Task:
Your task is to print the material below exactly as presented.

Data shown:

** Begin **

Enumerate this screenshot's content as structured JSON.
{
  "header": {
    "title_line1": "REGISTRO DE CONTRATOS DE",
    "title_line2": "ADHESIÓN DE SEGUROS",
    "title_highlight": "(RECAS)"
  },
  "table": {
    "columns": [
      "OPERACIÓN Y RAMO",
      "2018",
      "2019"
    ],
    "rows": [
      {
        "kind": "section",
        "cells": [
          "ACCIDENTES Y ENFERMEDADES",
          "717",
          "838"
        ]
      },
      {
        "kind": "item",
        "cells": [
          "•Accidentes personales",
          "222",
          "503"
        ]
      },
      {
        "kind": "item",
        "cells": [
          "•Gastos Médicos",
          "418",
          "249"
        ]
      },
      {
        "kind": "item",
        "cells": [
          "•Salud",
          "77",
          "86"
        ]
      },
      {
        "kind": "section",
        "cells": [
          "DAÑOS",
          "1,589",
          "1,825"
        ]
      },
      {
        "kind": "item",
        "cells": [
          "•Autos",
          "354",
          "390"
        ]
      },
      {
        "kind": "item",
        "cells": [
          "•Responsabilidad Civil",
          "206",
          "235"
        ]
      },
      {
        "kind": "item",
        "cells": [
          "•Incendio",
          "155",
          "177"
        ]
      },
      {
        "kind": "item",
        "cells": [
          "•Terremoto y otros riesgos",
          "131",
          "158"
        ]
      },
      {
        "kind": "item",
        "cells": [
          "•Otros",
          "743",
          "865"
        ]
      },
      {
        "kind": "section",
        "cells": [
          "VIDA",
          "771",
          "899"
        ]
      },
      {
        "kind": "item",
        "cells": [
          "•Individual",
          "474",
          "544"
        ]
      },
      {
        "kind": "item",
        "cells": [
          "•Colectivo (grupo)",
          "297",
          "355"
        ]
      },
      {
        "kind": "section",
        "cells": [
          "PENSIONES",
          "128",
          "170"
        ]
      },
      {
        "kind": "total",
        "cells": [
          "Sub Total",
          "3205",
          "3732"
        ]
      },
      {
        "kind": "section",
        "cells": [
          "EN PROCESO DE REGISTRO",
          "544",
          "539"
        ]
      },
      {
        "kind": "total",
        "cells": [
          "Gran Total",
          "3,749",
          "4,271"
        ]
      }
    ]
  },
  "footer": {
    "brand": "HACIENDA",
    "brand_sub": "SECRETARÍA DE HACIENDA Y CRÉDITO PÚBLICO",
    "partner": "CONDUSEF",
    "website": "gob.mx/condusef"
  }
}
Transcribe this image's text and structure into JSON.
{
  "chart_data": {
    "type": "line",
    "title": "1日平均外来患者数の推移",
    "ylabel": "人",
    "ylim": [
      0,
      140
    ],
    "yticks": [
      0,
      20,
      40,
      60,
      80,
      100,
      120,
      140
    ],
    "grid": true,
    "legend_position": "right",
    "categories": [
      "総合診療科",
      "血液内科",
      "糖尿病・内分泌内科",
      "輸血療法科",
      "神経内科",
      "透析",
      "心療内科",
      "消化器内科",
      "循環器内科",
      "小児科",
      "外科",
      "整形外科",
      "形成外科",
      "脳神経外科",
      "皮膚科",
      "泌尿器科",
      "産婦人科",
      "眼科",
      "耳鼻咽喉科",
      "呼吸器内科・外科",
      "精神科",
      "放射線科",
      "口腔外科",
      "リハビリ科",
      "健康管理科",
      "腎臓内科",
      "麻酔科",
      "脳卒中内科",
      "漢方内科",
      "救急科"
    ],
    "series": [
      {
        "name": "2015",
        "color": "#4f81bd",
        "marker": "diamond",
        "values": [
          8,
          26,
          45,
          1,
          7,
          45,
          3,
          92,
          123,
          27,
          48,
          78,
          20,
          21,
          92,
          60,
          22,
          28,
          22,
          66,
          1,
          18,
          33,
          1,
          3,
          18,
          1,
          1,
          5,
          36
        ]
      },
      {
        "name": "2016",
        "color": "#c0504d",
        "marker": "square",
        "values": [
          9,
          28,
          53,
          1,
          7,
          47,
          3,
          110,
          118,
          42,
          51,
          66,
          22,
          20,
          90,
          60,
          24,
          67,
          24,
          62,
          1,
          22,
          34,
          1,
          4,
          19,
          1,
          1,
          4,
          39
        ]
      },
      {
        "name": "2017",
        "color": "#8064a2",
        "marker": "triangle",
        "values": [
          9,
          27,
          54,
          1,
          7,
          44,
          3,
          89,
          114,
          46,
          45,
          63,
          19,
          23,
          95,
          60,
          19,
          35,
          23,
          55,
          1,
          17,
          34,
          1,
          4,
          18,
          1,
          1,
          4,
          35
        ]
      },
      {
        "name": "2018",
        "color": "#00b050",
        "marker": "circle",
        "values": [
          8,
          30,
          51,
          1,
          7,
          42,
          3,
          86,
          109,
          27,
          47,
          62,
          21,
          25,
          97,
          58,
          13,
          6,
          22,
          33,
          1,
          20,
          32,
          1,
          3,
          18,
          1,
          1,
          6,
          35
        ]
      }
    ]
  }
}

** End **

The solution:
Enumerate this screenshot's content as structured JSON.
{
  "header": {
    "title_line1": "REGISTRO DE CONTRATOS DE",
    "title_line2": "ADHESIÓN DE SEGUROS",
    "title_highlight": "(RECAS)"
  },
  "table": {
    "columns": [
      "OPERACIÓN Y RAMO",
      "2018",
      "2019"
    ],
    "rows": [
      {
        "kind": "section",
        "cells": [
          "ACCIDENTES Y ENFERMEDADES",
          "717",
          "838"
        ]
      },
      {
        "kind": "item",
        "cells": [
          "•Accidentes personales",
          "222",
          "503"
        ]
      },
      {
        "kind": "item",
        "cells": [
          "•Gastos Médicos",
          "418",
          "249"
        ]
      },
      {
        "kind": "item",
        "cells": [
          "•Salud",
          "77",
          "86"
        ]
      },
      {
        "kind": "section",
        "cells": [
          "DAÑOS",
          "1,589",
          "1,825"
        ]
      },
      {
        "kind": "item",
        "cells": [
          "•Autos",
          "354",
          "390"
        ]
      },
      {
        "kind": "item",
        "cells": [
          "•Responsabilidad Civil",
          "206",
          "235"
        ]
      },
      {
        "kind": "item",
        "cells": [
          "•Incendio",
          "155",
          "177"
        ]
      },
      {
        "kind": "item",
        "cells": [
          "•Terremoto y otros riesgos",
          "131",
          "158"
        ]
      },
      {
        "kind": "item",
        "cells": [
          "•Otros",
          "743",
          "865"
        ]
      },
      {
        "kind": "section",
        "cells": [
          "VIDA",
          "771",
          "899"
        ]
      },
      {
        "kind": "item",
        "cells": [
          "•Individual",
          "474",
          "544"
        ]
      },
      {
        "kind": "item",
        "cells": [
          "•Colectivo (grupo)",
          "297",
          "355"
        ]
      },
      {
        "kind": "section",
        "cells": [
          "PENSIONES",
          "128",
          "170"
        ]
      },
      {
        "kind": "total",
        "cells": [
          "Sub Total",
          "3205",
          "3732"
        ]
      },
      {
        "kind": "section",
        "cells": [
          "EN PROCESO DE REGISTRO",
          "544",
          "539"
        ]
      },
      {
        "kind": "total",
        "cells": [
          "Gran Total",
          "3,749",
          "4,271"
        ]
      }
    ]
  },
  "footer": {
    "brand": "HACIENDA",
    "brand_sub": "SECRETARÍA DE HACIENDA Y CRÉDITO PÚBLICO",
    "partner": "CONDUSEF",
    "website": "gob.mx/condusef"
  }
}
Transcribe this image's text and structure into JSON.
{
  "chart_data": {
    "type": "line",
    "title": "1日平均外来患者数の推移",
    "ylabel": "人",
    "ylim": [
      0,
      140
    ],
    "yticks": [
      0,
      20,
      40,
      60,
      80,
      100,
      120,
      140
    ],
    "grid": true,
    "legend_position": "right",
    "categories": [
      "総合診療科",
      "血液内科",
      "糖尿病・内分泌内科",
      "輸血療法科",
      "神経内科",
      "透析",
      "心療内科",
      "消化器内科",
      "循環器内科",
      "小児科",
      "外科",
      "整形外科",
      "形成外科",
      "脳神経外科",
      "皮膚科",
      "泌尿器科",
      "産婦人科",
      "眼科",
      "耳鼻咽喉科",
      "呼吸器内科・外科",
      "精神科",
      "放射線科",
      "口腔外科",
      "リハビリ科",
      "健康管理科",
      "腎臓内科",
      "麻酔科",
      "脳卒中内科",
      "漢方内科",
      "救急科"
    ],
    "series": [
      {
        "name": "2015",
        "color": "#4f81bd",
        "marker": "diamond",
        "values": [
          8,
          26,
          45,
          1,
          7,
          45,
          3,
          92,
          123,
          27,
          48,
          78,
          20,
          21,
          92,
          60,
          22,
          28,
          22,
          66,
          1,
          18,
          33,
          1,
          3,
          18,
          1,
          1,
          5,
          36
        ]
      },
      {
        "name": "2016",
        "color": "#c0504d",
        "marker": "square",
        "values": [
          9,
          28,
          53,
          1,
          7,
          47,
          3,
          110,
          118,
          42,
          51,
          66,
          22,
          20,
          90,
          60,
          24,
          67,
          24,
          62,
          1,
          22,
          34,
          1,
          4,
          19,
          1,
          1,
          4,
          39
        ]
      },
      {
        "name": "2017",
        "color": "#8064a2",
        "marker": "triangle",
        "values": [
          9,
          27,
          54,
          1,
          7,
          44,
          3,
          89,
          114,
          46,
          45,
          63,
          19,
          23,
          95,
          60,
          19,
          35,
          23,
          55,
          1,
          17,
          34,
          1,
          4,
          18,
          1,
          1,
          4,
          35
        ]
      },
      {
        "name": "2018",
        "color": "#00b050",
        "marker": "circle",
        "values": [
          8,
          30,
          51,
          1,
          7,
          42,
          3,
          86,
          109,
          27,
          47,
          62,
          21,
          25,
          97,
          58,
          13,
          6,
          22,
          33,
          1,
          20,
          32,
          1,
          3,
          18,
          1,
          1,
          6,
          35
        ]
      }
    ]
  }
}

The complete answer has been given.